Prompt — Reproduce every line of the data below verbatim, omitting any pictures from your answer.

* start Supplied material *

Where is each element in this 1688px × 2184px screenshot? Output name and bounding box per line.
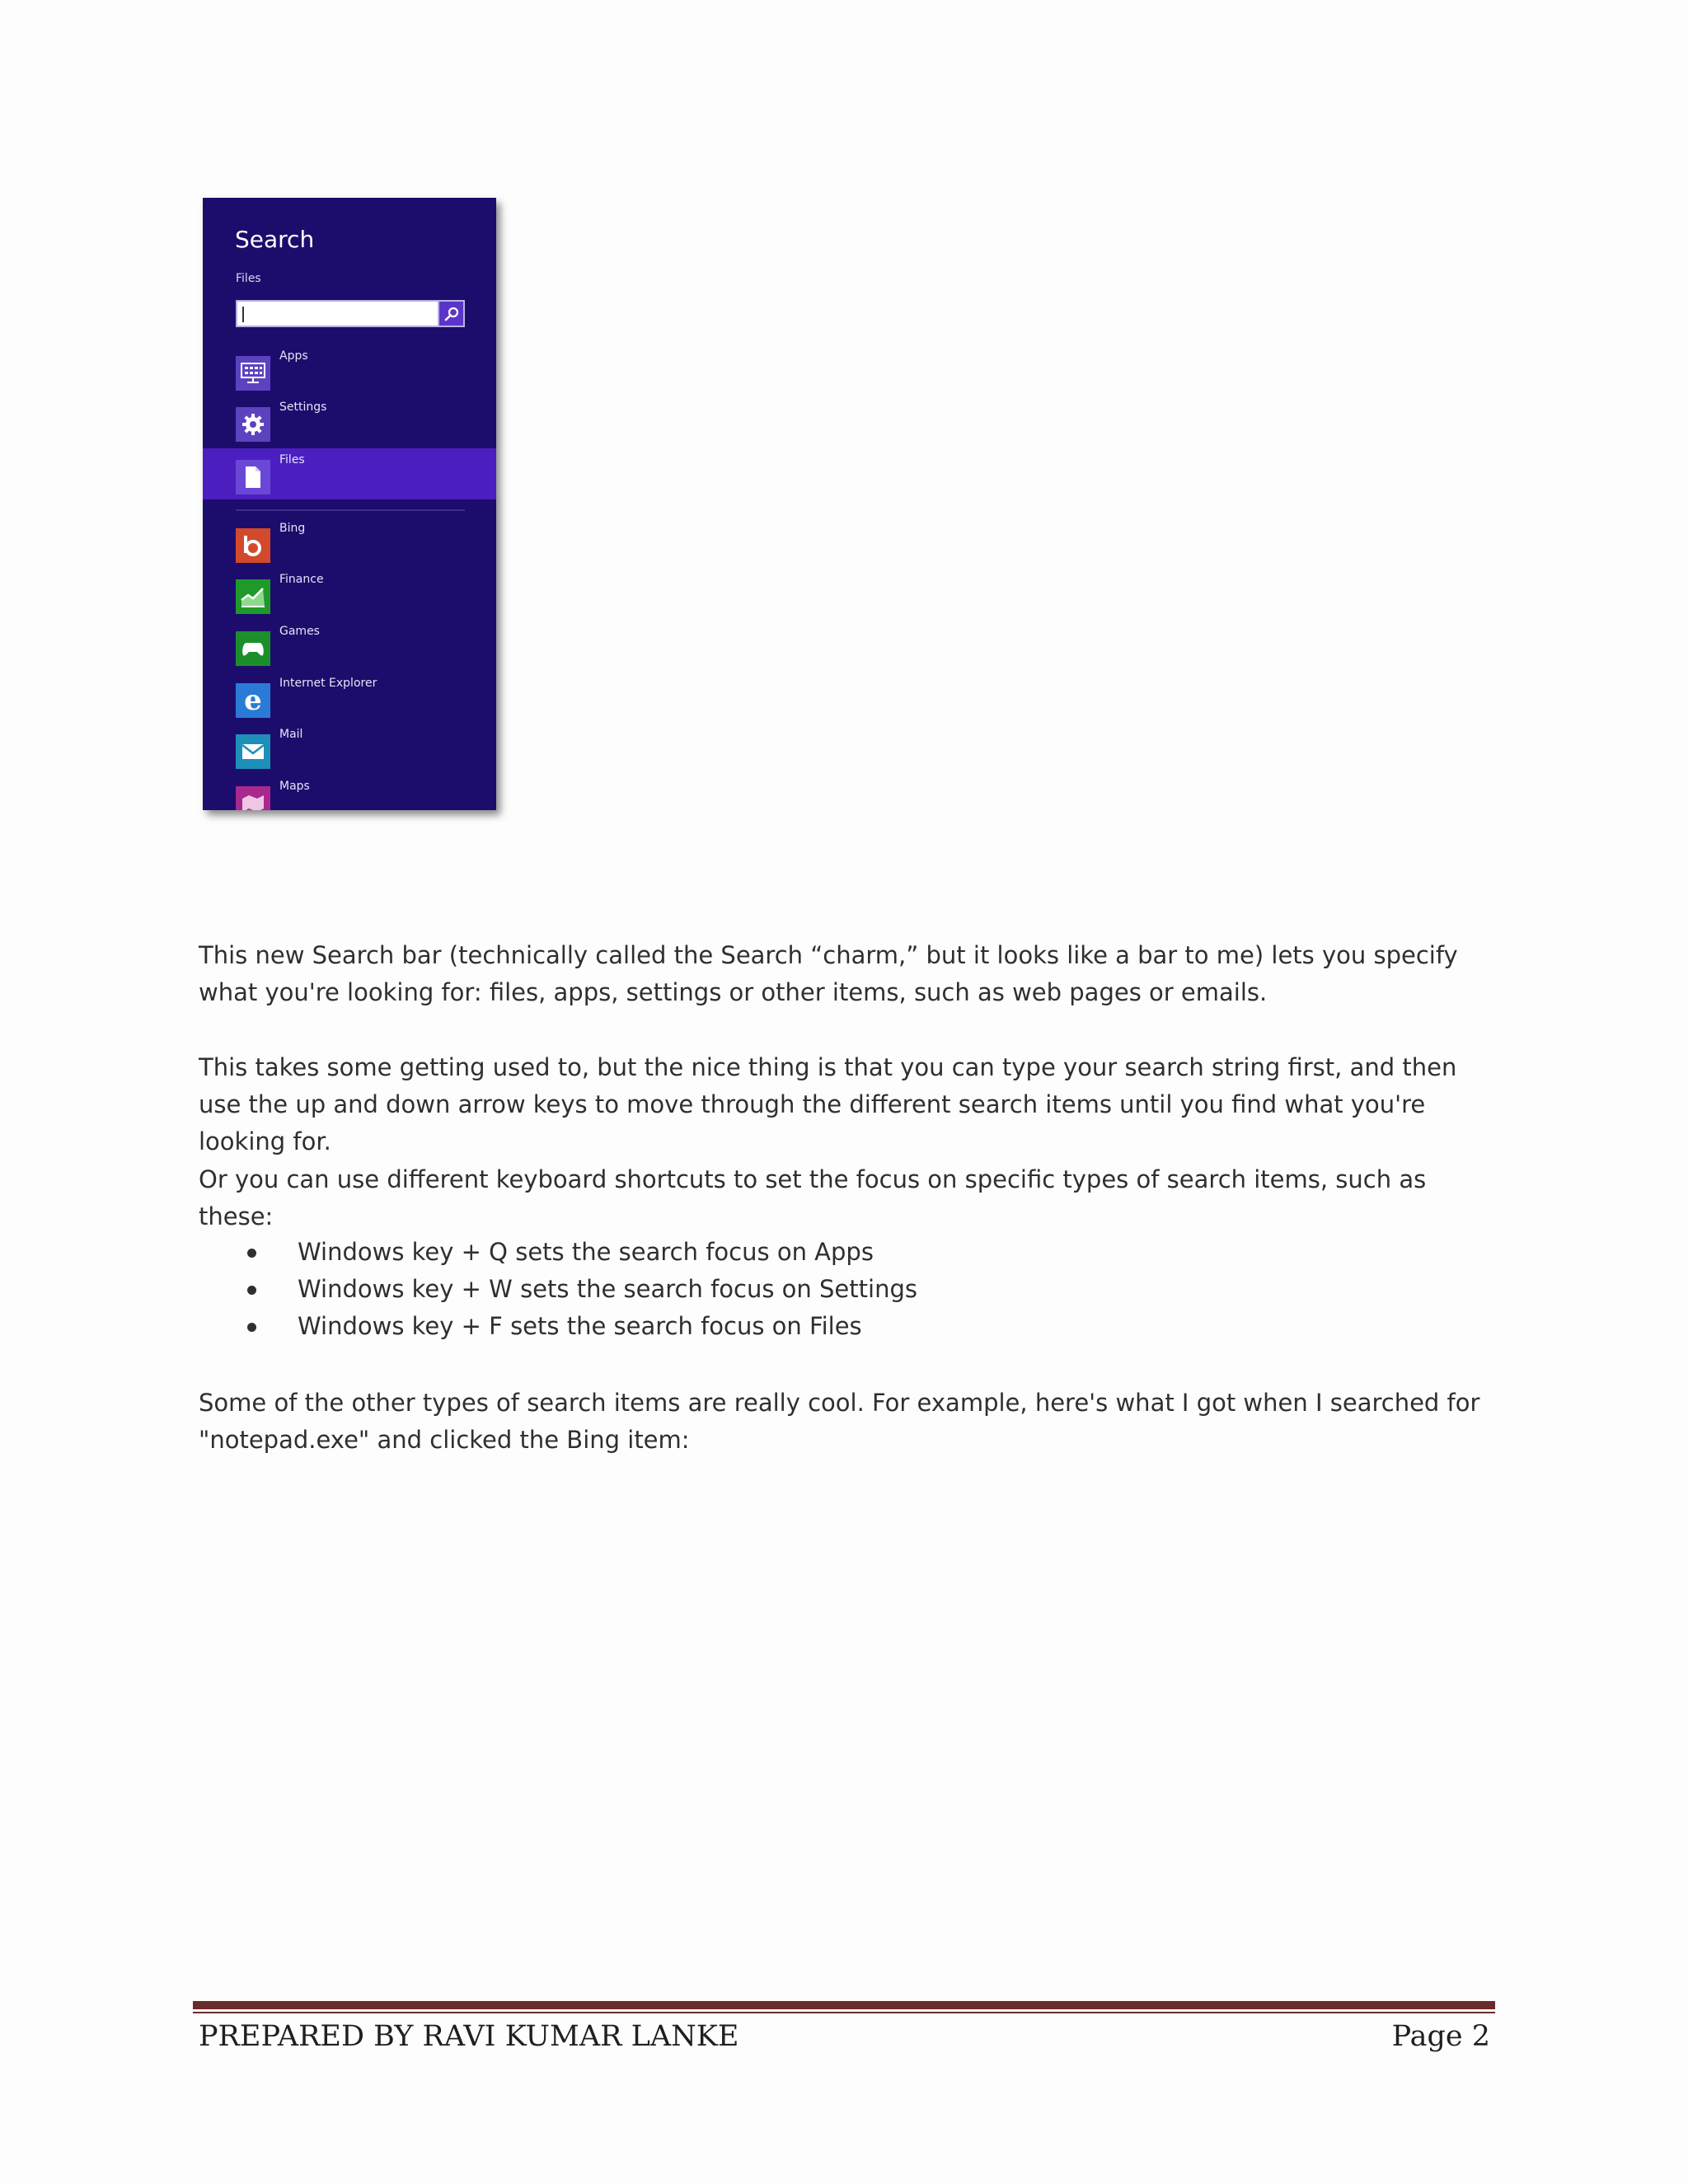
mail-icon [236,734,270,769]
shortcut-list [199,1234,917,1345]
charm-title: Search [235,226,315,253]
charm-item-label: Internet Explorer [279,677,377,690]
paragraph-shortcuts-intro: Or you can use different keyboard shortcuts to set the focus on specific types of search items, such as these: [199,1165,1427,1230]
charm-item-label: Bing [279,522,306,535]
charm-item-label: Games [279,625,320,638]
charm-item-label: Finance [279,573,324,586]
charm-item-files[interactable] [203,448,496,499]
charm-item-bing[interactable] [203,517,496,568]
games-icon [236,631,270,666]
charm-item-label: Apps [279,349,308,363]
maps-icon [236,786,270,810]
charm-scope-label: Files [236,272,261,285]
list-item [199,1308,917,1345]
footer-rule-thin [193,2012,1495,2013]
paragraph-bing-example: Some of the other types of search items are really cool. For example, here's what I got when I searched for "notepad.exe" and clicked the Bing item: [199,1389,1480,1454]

* end Supplied material *

Final result —
Where is each element in this 1688px × 2184px screenshot? Output name and bounding box per line.
mail-icon [236,734,270,769]
shortcut-list [199,1234,917,1345]
charm-title: Search [235,226,315,253]
charm-item-label: Internet Explorer [279,677,377,690]
paragraph-shortcuts-intro: Or you can use different keyboard shortcuts to set the focus on specific types of search items, such as these: [199,1165,1427,1230]
charm-item-label: Bing [279,522,306,535]
charm-item-label: Games [279,625,320,638]
charm-item-label: Finance [279,573,324,586]
charm-item-files[interactable] [203,448,496,499]
charm-item-bing[interactable] [203,517,496,568]
games-icon [236,631,270,666]
charm-item-label: Apps [279,349,308,363]
maps-icon [236,786,270,810]
charm-scope-label: Files [236,272,261,285]
list-item [199,1308,917,1345]
footer-rule-thin [193,2012,1495,2013]
paragraph-bing-example: Some of the other types of search items are really cool. For example, here's what I got when I searched for "notepad.exe" and clicked the Bing item: [199,1389,1480,1454]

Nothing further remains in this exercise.